* _THE TASK_: Keep the images out and copy every entry below exactly.

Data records
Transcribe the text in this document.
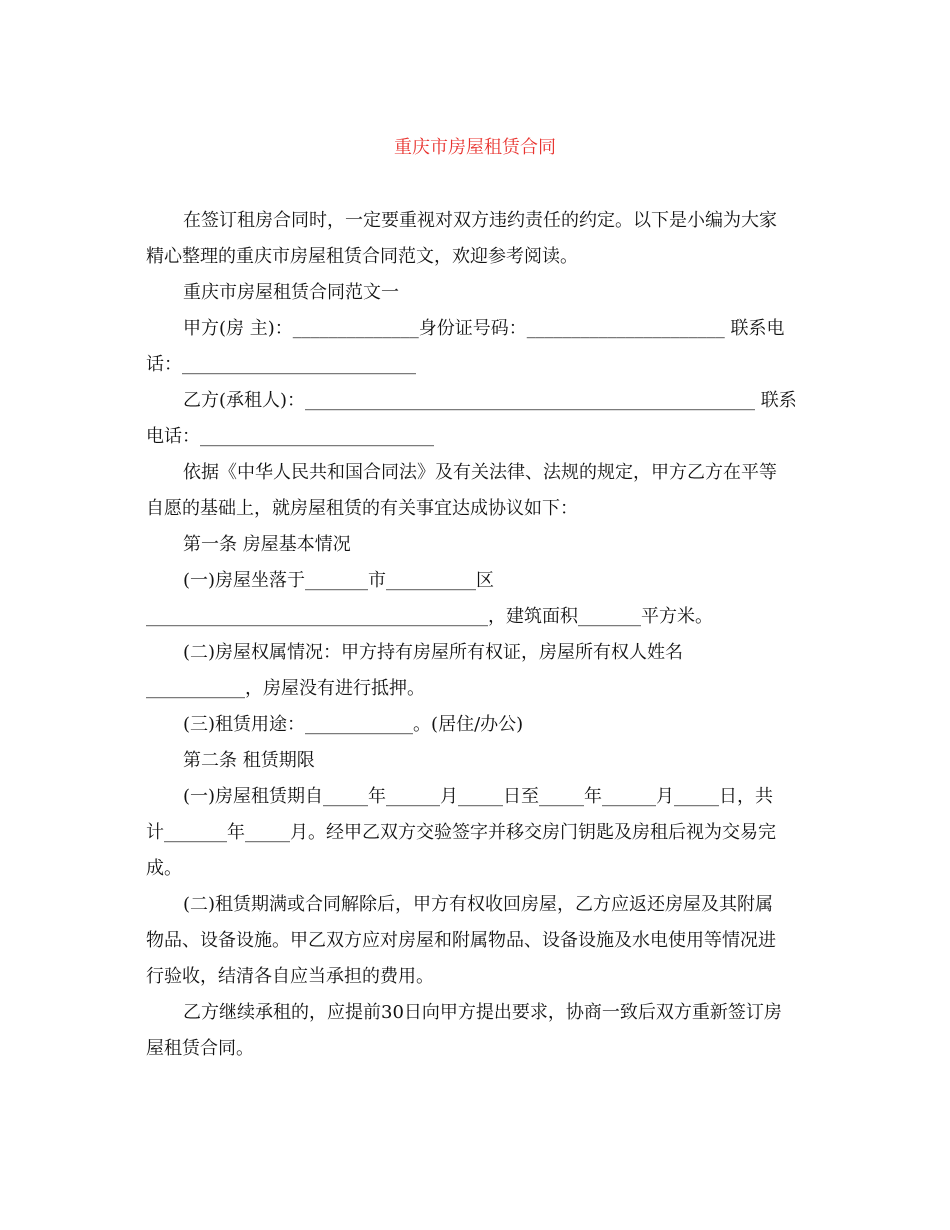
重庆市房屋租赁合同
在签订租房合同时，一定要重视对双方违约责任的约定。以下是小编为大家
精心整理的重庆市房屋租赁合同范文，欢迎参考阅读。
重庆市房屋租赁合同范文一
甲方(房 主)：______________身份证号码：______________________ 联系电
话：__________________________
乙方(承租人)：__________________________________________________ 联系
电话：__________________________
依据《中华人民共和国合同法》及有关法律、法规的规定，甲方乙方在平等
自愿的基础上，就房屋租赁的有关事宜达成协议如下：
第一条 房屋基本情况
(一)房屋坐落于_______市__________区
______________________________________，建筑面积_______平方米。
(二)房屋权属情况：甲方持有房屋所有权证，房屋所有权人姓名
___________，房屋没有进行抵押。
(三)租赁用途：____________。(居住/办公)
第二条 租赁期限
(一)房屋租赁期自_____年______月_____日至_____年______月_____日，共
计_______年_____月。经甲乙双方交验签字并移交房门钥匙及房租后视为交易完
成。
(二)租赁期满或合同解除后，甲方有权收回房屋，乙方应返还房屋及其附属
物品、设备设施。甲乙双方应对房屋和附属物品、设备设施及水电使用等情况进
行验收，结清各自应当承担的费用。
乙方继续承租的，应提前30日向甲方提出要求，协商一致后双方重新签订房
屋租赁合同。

* _RESULT FOR THIS EXERCISE_:
Transcribe the text in this document.
重庆市房屋租赁合同
在签订租房合同时，一定要重视对双方违约责任的约定。以下是小编为大家
精心整理的重庆市房屋租赁合同范文，欢迎参考阅读。
重庆市房屋租赁合同范文一
甲方(房 主)：______________身份证号码：______________________ 联系电
话：__________________________
乙方(承租人)：__________________________________________________ 联系
电话：__________________________
依据《中华人民共和国合同法》及有关法律、法规的规定，甲方乙方在平等
自愿的基础上，就房屋租赁的有关事宜达成协议如下：
第一条 房屋基本情况
(一)房屋坐落于_______市__________区
______________________________________，建筑面积_______平方米。
(二)房屋权属情况：甲方持有房屋所有权证，房屋所有权人姓名
___________，房屋没有进行抵押。
(三)租赁用途：____________。(居住/办公)
第二条 租赁期限
(一)房屋租赁期自_____年______月_____日至_____年______月_____日，共
计_______年_____月。经甲乙双方交验签字并移交房门钥匙及房租后视为交易完
成。
(二)租赁期满或合同解除后，甲方有权收回房屋，乙方应返还房屋及其附属
物品、设备设施。甲乙双方应对房屋和附属物品、设备设施及水电使用等情况进
行验收，结清各自应当承担的费用。
乙方继续承租的，应提前30日向甲方提出要求，协商一致后双方重新签订房
屋租赁合同。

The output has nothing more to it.